**Goal of the exercise:** Working through the lines below, return each one that holds "title".

[Start of section]

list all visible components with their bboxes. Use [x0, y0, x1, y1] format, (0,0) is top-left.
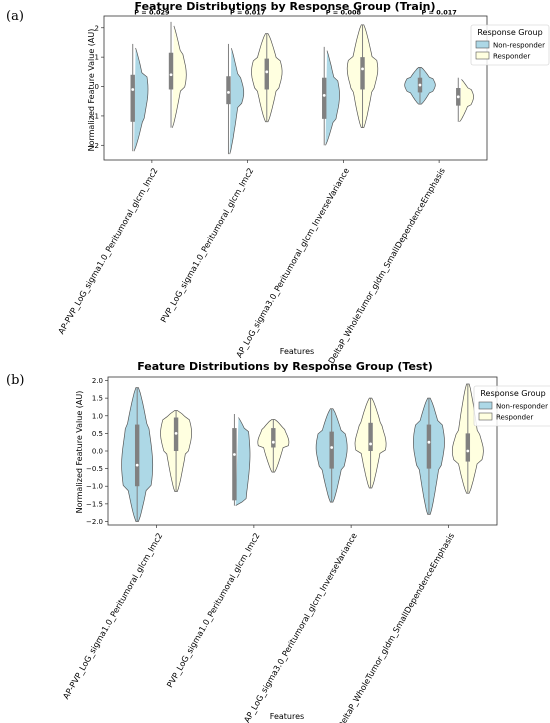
- panel-b-iqr-box: [232, 428, 237, 501]
- panel-a-legend-swatch: [475, 40, 490, 49]
- panel-b-median-dot: [233, 453, 236, 456]
- panel-a-xtick-label: PVP_LoG_sigma1.0_Peritumoral_glcm_Imc2: [158, 166, 255, 324]
- panel-a-xtick-label: DeltaP_WholeTumor_gldm_SmallDependenceEm…: [326, 166, 447, 365]
- panel-b-legend-swatch: [478, 412, 493, 421]
- panel-b-xtick-label: PVP_LoG_sigma1.0_Peritumoral_glcm_Imc2: [165, 531, 262, 689]
- panel-b-median-dot: [330, 446, 334, 449]
- panel-a-legend-label: Responder: [493, 53, 530, 61]
- panel-a-median-dot: [169, 73, 173, 77]
- panel-b-ytick-label: 0.0: [92, 448, 103, 456]
- panel-a-iqr-box: [226, 76, 231, 105]
- panel-a-legend-swatch: [475, 51, 490, 60]
- panel-a-ytick-label: 0: [95, 83, 99, 91]
- panel-a-p-value: P = 0.029: [134, 9, 170, 17]
- panel-b-median-dot: [135, 463, 139, 467]
- panel-b-iqr-box: [271, 428, 276, 448]
- panel-a-xtick-label: AP_LoG_sigma3.0_Peritumoral_glcm_Inverse…: [234, 166, 351, 359]
- panel-a-ytick-label: −1: [89, 112, 99, 120]
- panel-a-median-dot: [131, 88, 135, 91]
- panel-a-median-dot: [418, 83, 422, 87]
- panel-b-ytick-label: 2.0: [92, 377, 103, 385]
- panel-b-iqr-box: [426, 424, 432, 469]
- panel-b-violin-non-responder: [235, 417, 251, 506]
- panel-b-iqr-box: [134, 424, 140, 487]
- panel-a-median-dot: [322, 93, 326, 97]
- panel-a-iqr-box: [168, 52, 174, 90]
- panel-b-ytick-label: −1.5: [86, 500, 103, 508]
- panel-a-violin-non-responder: [325, 50, 340, 146]
- panel-a-median-dot: [227, 91, 230, 94]
- panel-a-median-dot: [456, 95, 460, 99]
- panel-b-xtick-label: DeltaP_WholeTumor_gldm_SmallDependenceEm…: [335, 531, 456, 723]
- panel-a-legend-label: Non-responder: [493, 42, 545, 50]
- panel-a-xlabel: Features: [280, 347, 314, 356]
- panel-b-legend-title: Response Group: [480, 389, 545, 398]
- panel-a-iqr-box: [360, 57, 365, 90]
- panel-b-ytick-label: 1.0: [92, 412, 103, 420]
- panel-a-iqr-box: [264, 58, 269, 90]
- panel-b-ytick-label: 1.5: [92, 395, 103, 403]
- panel-b-xtick-label: AP_LoG_sigma3.0_Peritumoral_glcm_Inverse…: [242, 531, 359, 723]
- panel-b-median-dot: [174, 431, 178, 435]
- panel-b-iqr-box: [368, 422, 373, 451]
- panel-b-plot: −2.0 −1.5 −1.0 −0.5 0.0 0.5 1.0 1.5 2.0 AP-PVP_Lo…: [61, 376, 550, 723]
- panel-b-legend-swatch: [478, 401, 493, 410]
- panel-b-label: (b): [6, 373, 24, 388]
- panel-b-xtick-label: AP-PVP_LoG_sigma1.0_Peritumoral_glcm_Imc…: [61, 531, 165, 701]
- panel-a-violin-responder: [459, 79, 474, 123]
- panel-a-plot: −2 −1 0 1 2 AP-PVP_LoG_sigma1.0_Peritumoral_g…: [56, 9, 550, 365]
- panel-b-xlabel: Features: [270, 712, 304, 721]
- panel-b-iqr-box: [329, 431, 334, 469]
- panel-a-median-dot: [361, 67, 364, 71]
- panel-b-ytick-label: −2.0: [86, 518, 103, 526]
- panel-b-legend-label: Non-responder: [496, 403, 548, 411]
- panel-a-median-dot: [265, 70, 269, 74]
- panel-a-legend-title: Response Group: [477, 28, 542, 37]
- panel-a-iqr-box: [322, 77, 327, 119]
- panel-a-violin-responder: [171, 25, 187, 128]
- panel-a-title: Feature Distributions by Response Group …: [135, 0, 436, 13]
- panel-a-ytick-label: −2: [89, 142, 99, 150]
- panel-b-ylabel: Normalized Feature Value (AU): [75, 391, 84, 514]
- panel-a-label: (a): [6, 9, 24, 24]
- panel-b-title: Feature Distributions by Response Group …: [137, 360, 433, 373]
- panel-a-p-value: P = 0.008: [326, 9, 362, 17]
- panel-a-p-value: P = 0.017: [421, 9, 456, 17]
- panel-a-iqr-box: [130, 74, 135, 122]
- panel-a-legend-box: [470, 24, 550, 66]
- panel-b-median-dot: [271, 440, 275, 444]
- panel-a-xtick-label: AP-PVP_LoG_sigma1.0_Peritumoral_glcm_Imc…: [56, 166, 160, 336]
- panel-a-ytick-label: 2: [95, 24, 99, 32]
- panel-a-p-value: P = 0.017: [230, 9, 265, 17]
- panel-b-ytick-label: −1.0: [86, 483, 103, 491]
- panel-a-violin-non-responder: [133, 47, 149, 152]
- panel-a-violin-non-responder: [229, 48, 245, 155]
- panel-b-legend-box: [473, 385, 550, 427]
- panel-a-ylabel: Normalized Feature Value (AU): [87, 29, 96, 152]
- panel-b-ytick-label: −0.5: [86, 465, 103, 473]
- panel-b-ytick-label: 0.5: [92, 430, 103, 438]
- panel-a-ytick-label: 1: [95, 54, 99, 62]
- panel-b-legend-label: Responder: [496, 414, 533, 422]
- panel-b-median-dot: [369, 442, 372, 446]
- panel-b-median-dot: [466, 449, 470, 453]
- panel-b-iqr-box: [465, 433, 471, 462]
- panel-a-frame: [103, 15, 488, 161]
- panel-b-median-dot: [427, 440, 431, 444]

[End of section]

**Solution to the exercise:**
- panel-b-legend-title: Response Group: [480, 389, 545, 398]
- panel-a-legend-title: Response Group: [477, 28, 542, 37]
- panel-a-title: Feature Distributions by Response Group …: [135, 0, 436, 13]
- panel-b-title: Feature Distributions by Response Group …: [137, 360, 433, 373]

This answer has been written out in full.